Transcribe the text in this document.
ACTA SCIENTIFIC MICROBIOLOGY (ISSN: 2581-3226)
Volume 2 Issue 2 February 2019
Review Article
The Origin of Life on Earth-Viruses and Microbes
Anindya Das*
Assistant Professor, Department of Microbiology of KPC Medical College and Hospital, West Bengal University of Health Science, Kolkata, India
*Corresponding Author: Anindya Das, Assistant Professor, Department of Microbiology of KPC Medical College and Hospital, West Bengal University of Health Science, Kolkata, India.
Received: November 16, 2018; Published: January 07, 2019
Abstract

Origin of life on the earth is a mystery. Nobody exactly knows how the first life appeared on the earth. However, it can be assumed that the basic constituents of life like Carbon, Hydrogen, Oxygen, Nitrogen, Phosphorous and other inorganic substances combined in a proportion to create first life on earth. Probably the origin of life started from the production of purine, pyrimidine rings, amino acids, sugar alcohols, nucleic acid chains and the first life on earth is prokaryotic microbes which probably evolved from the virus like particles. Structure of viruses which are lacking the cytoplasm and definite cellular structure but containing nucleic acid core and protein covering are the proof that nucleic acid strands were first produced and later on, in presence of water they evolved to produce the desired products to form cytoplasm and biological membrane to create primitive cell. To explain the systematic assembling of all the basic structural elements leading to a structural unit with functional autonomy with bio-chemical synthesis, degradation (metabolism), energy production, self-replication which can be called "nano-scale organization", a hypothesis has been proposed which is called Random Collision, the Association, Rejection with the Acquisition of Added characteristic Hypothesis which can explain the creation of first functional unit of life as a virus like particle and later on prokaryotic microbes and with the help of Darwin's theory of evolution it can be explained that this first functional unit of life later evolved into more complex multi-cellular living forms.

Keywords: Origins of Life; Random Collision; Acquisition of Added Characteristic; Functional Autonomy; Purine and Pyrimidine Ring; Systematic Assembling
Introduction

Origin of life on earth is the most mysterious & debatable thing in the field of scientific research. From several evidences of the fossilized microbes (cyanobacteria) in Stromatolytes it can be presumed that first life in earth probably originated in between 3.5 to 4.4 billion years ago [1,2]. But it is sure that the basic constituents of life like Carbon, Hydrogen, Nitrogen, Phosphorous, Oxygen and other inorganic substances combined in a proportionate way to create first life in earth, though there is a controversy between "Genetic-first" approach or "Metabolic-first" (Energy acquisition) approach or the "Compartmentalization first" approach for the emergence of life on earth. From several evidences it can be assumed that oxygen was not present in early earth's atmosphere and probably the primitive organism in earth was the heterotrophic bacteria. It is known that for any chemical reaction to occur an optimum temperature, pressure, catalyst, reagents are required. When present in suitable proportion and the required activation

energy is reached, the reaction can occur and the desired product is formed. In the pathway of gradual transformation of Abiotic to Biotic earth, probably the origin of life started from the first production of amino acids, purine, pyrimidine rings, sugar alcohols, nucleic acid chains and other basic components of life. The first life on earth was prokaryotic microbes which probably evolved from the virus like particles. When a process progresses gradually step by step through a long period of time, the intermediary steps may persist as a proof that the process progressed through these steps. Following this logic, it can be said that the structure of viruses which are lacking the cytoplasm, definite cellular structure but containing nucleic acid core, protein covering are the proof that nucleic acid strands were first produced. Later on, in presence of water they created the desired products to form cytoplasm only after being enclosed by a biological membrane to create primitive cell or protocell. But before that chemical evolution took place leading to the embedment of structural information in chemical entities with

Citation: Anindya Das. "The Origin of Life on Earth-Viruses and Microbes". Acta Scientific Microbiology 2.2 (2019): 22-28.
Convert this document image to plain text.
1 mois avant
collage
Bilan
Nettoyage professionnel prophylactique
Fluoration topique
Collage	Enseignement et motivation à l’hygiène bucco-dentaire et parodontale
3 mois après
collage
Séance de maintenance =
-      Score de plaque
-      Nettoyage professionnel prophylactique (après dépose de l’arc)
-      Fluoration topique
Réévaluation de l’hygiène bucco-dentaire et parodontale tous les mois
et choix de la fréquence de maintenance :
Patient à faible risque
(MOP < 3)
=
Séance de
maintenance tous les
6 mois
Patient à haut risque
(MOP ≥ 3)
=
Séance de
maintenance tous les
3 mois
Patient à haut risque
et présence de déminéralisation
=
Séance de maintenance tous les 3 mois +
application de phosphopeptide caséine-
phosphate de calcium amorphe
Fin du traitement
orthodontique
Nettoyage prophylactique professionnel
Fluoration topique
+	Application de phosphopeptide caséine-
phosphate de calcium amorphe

----------------------------------------

→ **DESCRIPTION OF THE TASK**
I need every line of the data that has the word "document"; please list them.

→ **ANSWER TO THIS PROBLEM**
Transcribe the text in this document.
Convert this document image to plain text.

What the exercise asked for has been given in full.